● **Your goal**: Could you print all the entries exactly?

● **Records to use**:

========

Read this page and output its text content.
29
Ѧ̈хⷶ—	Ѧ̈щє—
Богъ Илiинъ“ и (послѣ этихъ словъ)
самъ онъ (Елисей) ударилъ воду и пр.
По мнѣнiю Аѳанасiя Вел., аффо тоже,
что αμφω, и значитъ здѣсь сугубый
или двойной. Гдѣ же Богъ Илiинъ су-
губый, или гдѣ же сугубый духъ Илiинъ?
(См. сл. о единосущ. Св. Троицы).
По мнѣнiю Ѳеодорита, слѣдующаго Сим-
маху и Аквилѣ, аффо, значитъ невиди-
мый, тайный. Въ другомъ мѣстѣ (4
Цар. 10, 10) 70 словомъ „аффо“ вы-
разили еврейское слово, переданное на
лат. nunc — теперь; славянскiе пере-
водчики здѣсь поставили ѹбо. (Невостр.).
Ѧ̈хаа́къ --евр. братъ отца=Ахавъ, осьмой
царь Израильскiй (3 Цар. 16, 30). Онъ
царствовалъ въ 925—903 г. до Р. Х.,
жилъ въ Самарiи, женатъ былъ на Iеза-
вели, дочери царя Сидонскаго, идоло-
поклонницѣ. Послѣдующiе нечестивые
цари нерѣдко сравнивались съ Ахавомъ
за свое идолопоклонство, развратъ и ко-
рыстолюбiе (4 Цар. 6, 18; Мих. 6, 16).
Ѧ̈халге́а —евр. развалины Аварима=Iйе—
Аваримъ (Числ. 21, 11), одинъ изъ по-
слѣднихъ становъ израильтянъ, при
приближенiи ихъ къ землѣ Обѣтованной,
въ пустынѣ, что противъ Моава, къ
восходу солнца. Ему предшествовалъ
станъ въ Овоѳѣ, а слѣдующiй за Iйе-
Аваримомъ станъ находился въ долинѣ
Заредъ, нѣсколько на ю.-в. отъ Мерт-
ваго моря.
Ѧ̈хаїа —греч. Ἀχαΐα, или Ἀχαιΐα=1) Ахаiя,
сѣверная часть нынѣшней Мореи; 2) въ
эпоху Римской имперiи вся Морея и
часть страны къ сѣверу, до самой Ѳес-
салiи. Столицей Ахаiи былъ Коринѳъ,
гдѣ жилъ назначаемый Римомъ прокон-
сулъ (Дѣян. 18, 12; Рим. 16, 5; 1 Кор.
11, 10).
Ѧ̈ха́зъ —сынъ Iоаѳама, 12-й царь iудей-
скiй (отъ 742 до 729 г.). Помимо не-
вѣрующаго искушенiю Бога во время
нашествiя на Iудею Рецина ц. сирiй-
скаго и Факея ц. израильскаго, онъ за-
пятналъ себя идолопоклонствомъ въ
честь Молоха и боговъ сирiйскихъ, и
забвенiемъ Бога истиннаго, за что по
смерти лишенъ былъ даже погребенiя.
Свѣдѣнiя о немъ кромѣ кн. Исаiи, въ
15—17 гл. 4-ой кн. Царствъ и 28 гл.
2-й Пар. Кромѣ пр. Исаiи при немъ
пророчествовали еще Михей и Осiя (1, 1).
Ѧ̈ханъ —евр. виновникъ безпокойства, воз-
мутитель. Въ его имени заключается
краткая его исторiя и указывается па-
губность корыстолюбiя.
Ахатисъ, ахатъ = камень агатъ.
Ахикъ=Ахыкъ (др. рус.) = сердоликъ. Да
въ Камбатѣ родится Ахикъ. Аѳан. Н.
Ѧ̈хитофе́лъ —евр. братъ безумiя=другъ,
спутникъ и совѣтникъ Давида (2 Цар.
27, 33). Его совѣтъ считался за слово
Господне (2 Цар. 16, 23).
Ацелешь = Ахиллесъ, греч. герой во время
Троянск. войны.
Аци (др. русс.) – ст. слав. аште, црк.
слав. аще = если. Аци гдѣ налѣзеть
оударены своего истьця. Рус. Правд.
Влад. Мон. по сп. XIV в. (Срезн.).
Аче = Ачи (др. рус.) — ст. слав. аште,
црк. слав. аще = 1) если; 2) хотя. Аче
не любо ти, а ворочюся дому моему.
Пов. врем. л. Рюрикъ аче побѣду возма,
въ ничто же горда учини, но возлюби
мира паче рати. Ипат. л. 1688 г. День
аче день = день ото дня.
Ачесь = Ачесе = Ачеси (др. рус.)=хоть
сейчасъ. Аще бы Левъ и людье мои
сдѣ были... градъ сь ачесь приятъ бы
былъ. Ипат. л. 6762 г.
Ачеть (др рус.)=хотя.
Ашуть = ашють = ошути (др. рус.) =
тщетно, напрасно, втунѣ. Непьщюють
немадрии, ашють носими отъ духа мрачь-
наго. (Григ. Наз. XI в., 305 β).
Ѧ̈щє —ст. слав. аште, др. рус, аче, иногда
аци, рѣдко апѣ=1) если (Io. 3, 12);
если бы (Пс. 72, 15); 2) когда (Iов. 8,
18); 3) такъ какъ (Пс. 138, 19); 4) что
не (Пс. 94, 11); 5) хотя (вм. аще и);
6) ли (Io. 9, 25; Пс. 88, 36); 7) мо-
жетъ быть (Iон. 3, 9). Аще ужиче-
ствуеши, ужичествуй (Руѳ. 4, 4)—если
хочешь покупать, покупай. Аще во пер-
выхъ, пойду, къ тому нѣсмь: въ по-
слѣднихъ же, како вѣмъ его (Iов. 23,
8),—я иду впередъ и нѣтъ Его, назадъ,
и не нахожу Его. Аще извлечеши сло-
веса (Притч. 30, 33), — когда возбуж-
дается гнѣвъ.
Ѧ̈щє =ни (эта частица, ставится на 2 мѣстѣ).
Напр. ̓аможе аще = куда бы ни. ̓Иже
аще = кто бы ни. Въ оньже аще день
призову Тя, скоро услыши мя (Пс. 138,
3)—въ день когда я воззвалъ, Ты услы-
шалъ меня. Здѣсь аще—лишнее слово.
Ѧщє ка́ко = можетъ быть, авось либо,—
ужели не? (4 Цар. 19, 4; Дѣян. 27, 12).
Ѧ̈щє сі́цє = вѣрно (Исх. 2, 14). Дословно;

========

● **The response**:
Read this page and output its text content.
29
Ѧ̈хⷶ—	Ѧ̈щє—
Богъ Илiинъ“ и (послѣ этихъ словъ)
самъ онъ (Елисей) ударилъ воду и пр.
По мнѣнiю Аѳанасiя Вел., аффо тоже,
что αμφω, и значитъ здѣсь сугубый
или двойной. Гдѣ же Богъ Илiинъ су-
губый, или гдѣ же сугубый духъ Илiинъ?
(См. сл. о единосущ. Св. Троицы).
По мнѣнiю Ѳеодорита, слѣдующаго Сим-
маху и Аквилѣ, аффо, значитъ невиди-
мый, тайный. Въ другомъ мѣстѣ (4
Цар. 10, 10) 70 словомъ „аффо“ вы-
разили еврейское слово, переданное на
лат. nunc — теперь; славянскiе пере-
водчики здѣсь поставили ѹбо. (Невостр.).
Ѧ̈хаа́къ --евр. братъ отца=Ахавъ, осьмой
царь Израильскiй (3 Цар. 16, 30). Онъ
царствовалъ въ 925—903 г. до Р. Х.,
жилъ въ Самарiи, женатъ былъ на Iеза-
вели, дочери царя Сидонскаго, идоло-
поклонницѣ. Послѣдующiе нечестивые
цари нерѣдко сравнивались съ Ахавомъ
за свое идолопоклонство, развратъ и ко-
рыстолюбiе (4 Цар. 6, 18; Мих. 6, 16).
Ѧ̈халге́а —евр. развалины Аварима=Iйе—
Аваримъ (Числ. 21, 11), одинъ изъ по-
слѣднихъ становъ израильтянъ, при
приближенiи ихъ къ землѣ Обѣтованной,
въ пустынѣ, что противъ Моава, къ
восходу солнца. Ему предшествовалъ
станъ въ Овоѳѣ, а слѣдующiй за Iйе-
Аваримомъ станъ находился въ долинѣ
Заредъ, нѣсколько на ю.-в. отъ Мерт-
ваго моря.
Ѧ̈хаїа —греч. Ἀχαΐα, или Ἀχαιΐα=1) Ахаiя,
сѣверная часть нынѣшней Мореи; 2) въ
эпоху Римской имперiи вся Морея и
часть страны къ сѣверу, до самой Ѳес-
салiи. Столицей Ахаiи былъ Коринѳъ,
гдѣ жилъ назначаемый Римомъ прокон-
сулъ (Дѣян. 18, 12; Рим. 16, 5; 1 Кор.
11, 10).
Ѧ̈ха́зъ —сынъ Iоаѳама, 12-й царь iудей-
скiй (отъ 742 до 729 г.). Помимо не-
вѣрующаго искушенiю Бога во время
нашествiя на Iудею Рецина ц. сирiй-
скаго и Факея ц. израильскаго, онъ за-
пятналъ себя идолопоклонствомъ въ
честь Молоха и боговъ сирiйскихъ, и
забвенiемъ Бога истиннаго, за что по
смерти лишенъ былъ даже погребенiя.
Свѣдѣнiя о немъ кромѣ кн. Исаiи, въ
15—17 гл. 4-ой кн. Царствъ и 28 гл.
2-й Пар. Кромѣ пр. Исаiи при немъ
пророчествовали еще Михей и Осiя (1, 1).
Ѧ̈ханъ —евр. виновникъ безпокойства, воз-
мутитель. Въ его имени заключается
краткая его исторiя и указывается па-
губность корыстолюбiя.
Ахатисъ, ахатъ = камень агатъ.
Ахикъ=Ахыкъ (др. рус.) = сердоликъ. Да
въ Камбатѣ родится Ахикъ. Аѳан. Н.
Ѧ̈хитофе́лъ —евр. братъ безумiя=другъ,
спутникъ и совѣтникъ Давида (2 Цар.
27, 33). Его совѣтъ считался за слово
Господне (2 Цар. 16, 23).
Ацелешь = Ахиллесъ, греч. герой во время
Троянск. войны.
Аци (др. русс.) – ст. слав. аште, црк.
слав. аще = если. Аци гдѣ налѣзеть
оударены своего истьця. Рус. Правд.
Влад. Мон. по сп. XIV в. (Срезн.).
Аче = Ачи (др. рус.) — ст. слав. аште,
црк. слав. аще = 1) если; 2) хотя. Аче
не любо ти, а ворочюся дому моему.
Пов. врем. л. Рюрикъ аче побѣду возма,
въ ничто же горда учини, но возлюби
мира паче рати. Ипат. л. 1688 г. День
аче день = день ото дня.
Ачесь = Ачесе = Ачеси (др. рус.)=хоть
сейчасъ. Аще бы Левъ и людье мои
сдѣ были... градъ сь ачесь приятъ бы
былъ. Ипат. л. 6762 г.
Ачеть (др рус.)=хотя.
Ашуть = ашють = ошути (др. рус.) =
тщетно, напрасно, втунѣ. Непьщюють
немадрии, ашють носими отъ духа мрачь-
наго. (Григ. Наз. XI в., 305 β).
Ѧ̈щє —ст. слав. аште, др. рус, аче, иногда
аци, рѣдко апѣ=1) если (Io. 3, 12);
если бы (Пс. 72, 15); 2) когда (Iов. 8,
18); 3) такъ какъ (Пс. 138, 19); 4) что
не (Пс. 94, 11); 5) хотя (вм. аще и);
6) ли (Io. 9, 25; Пс. 88, 36); 7) мо-
жетъ быть (Iон. 3, 9). Аще ужиче-
ствуеши, ужичествуй (Руѳ. 4, 4)—если
хочешь покупать, покупай. Аще во пер-
выхъ, пойду, къ тому нѣсмь: въ по-
слѣднихъ же, како вѣмъ его (Iов. 23,
8),—я иду впередъ и нѣтъ Его, назадъ,
и не нахожу Его. Аще извлечеши сло-
веса (Притч. 30, 33), — когда возбуж-
дается гнѣвъ.
Ѧ̈щє =ни (эта частица, ставится на 2 мѣстѣ).
Напр. ̓аможе аще = куда бы ни. ̓Иже
аще = кто бы ни. Въ оньже аще день
призову Тя, скоро услыши мя (Пс. 138,
3)—въ день когда я воззвалъ, Ты услы-
шалъ меня. Здѣсь аще—лишнее слово.
Ѧщє ка́ко = можетъ быть, авось либо,—
ужели не? (4 Цар. 19, 4; Дѣян. 27, 12).
Ѧ̈щє сі́цє = вѣрно (Исх. 2, 14). Дословно;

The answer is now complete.